### Provided entries
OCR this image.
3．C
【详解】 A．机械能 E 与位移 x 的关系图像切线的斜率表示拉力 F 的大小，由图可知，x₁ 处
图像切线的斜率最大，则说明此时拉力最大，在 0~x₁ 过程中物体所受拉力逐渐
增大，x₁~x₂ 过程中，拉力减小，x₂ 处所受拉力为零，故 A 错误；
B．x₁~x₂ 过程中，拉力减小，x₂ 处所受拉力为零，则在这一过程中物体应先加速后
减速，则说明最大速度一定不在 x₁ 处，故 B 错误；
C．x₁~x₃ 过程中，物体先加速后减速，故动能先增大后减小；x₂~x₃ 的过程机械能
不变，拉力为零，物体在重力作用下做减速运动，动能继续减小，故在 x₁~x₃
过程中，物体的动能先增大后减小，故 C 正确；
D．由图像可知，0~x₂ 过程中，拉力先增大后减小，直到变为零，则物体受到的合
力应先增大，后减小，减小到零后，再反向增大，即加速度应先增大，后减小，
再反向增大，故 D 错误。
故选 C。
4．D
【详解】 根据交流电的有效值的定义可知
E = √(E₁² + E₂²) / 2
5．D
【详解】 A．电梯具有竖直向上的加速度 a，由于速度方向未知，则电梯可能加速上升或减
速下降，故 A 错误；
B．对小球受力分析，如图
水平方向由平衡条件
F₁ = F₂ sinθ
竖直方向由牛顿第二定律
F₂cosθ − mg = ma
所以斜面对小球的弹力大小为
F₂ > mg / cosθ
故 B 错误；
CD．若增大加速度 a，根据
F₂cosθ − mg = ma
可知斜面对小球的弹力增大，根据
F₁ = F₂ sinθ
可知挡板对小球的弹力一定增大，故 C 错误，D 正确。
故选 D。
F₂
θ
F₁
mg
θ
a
######
[Exercise] In the records above, how many lines contain the string "再反向增大"? State that number only.

[Reply] 2